» Set problem
Gather all lines with "color" from the records.

» Data excerpts
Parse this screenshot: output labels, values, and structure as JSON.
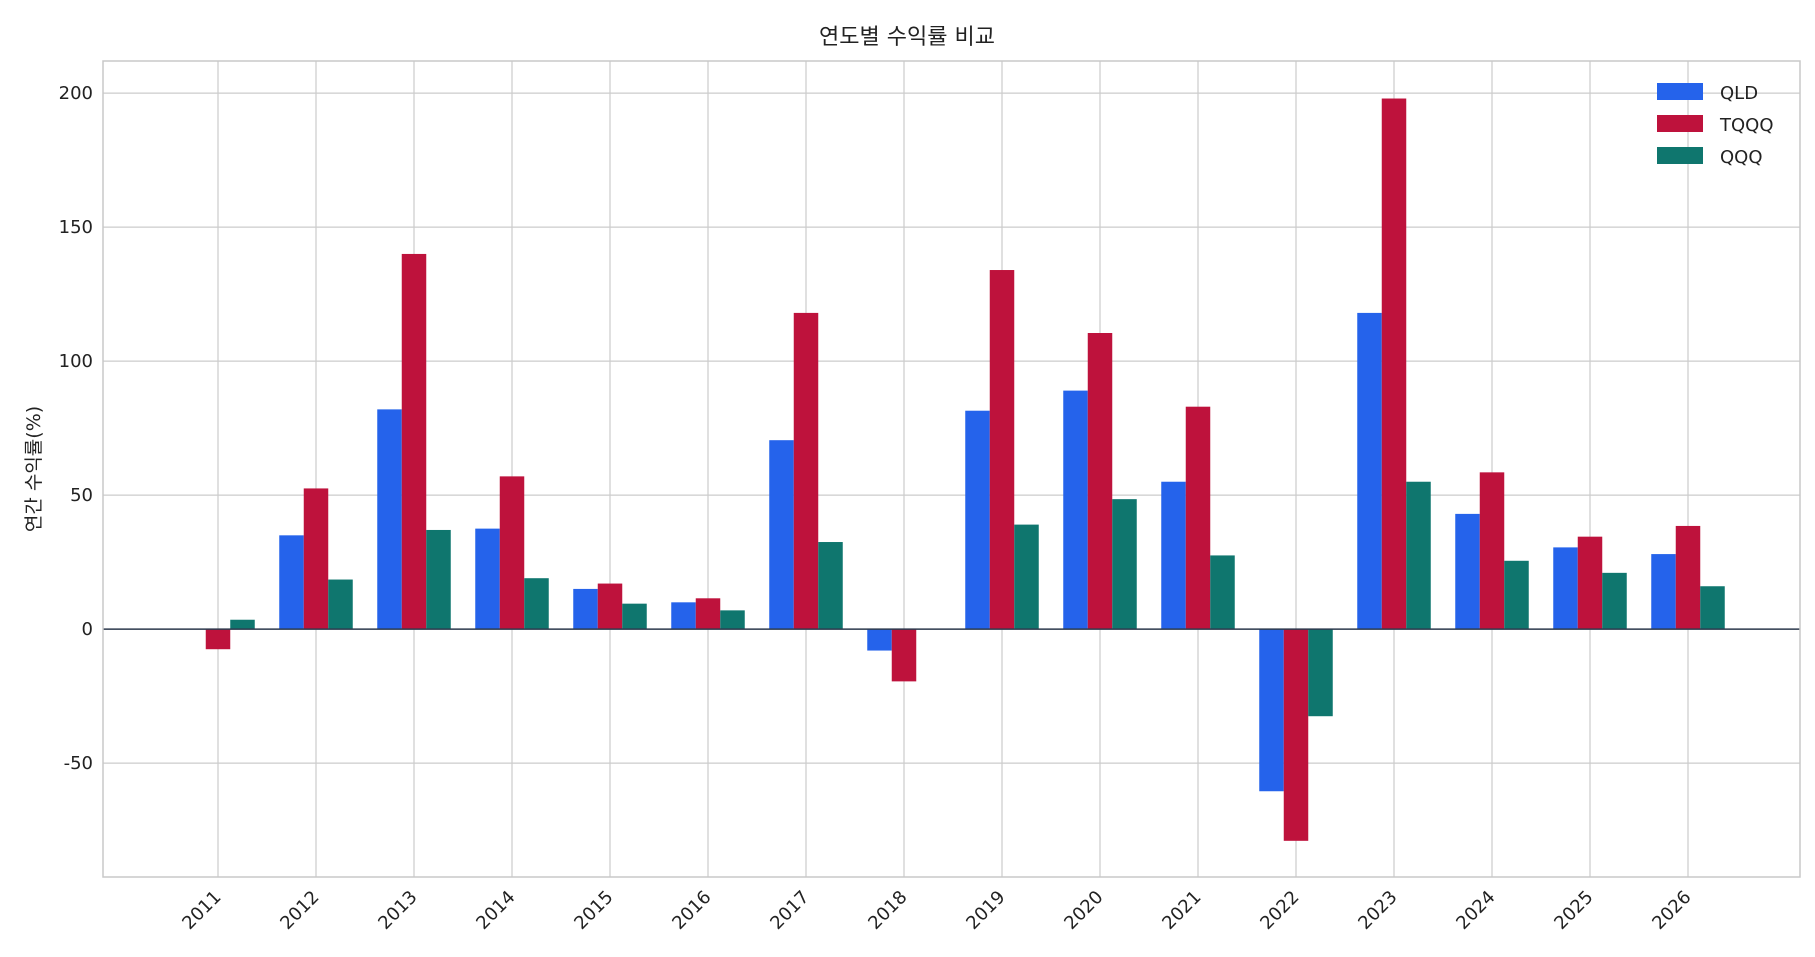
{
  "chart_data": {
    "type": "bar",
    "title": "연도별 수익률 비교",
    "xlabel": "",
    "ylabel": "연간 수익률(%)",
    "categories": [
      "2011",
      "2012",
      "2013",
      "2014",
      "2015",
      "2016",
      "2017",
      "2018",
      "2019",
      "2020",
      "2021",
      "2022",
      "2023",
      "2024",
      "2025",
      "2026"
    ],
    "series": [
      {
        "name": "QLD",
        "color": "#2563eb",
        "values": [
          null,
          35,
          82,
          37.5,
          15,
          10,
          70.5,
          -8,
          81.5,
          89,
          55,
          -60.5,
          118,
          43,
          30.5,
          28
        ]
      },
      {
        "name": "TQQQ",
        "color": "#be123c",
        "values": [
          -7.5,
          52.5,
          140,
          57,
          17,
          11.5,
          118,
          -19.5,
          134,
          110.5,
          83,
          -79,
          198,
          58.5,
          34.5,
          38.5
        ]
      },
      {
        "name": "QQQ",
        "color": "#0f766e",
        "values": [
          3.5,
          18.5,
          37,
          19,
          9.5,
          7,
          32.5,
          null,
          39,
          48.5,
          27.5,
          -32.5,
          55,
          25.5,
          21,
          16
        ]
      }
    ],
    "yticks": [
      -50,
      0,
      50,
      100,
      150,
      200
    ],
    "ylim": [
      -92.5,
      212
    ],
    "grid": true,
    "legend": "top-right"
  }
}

» Written response
        "color": "#2563eb",
        "color": "#be123c",
        "color": "#0f766e",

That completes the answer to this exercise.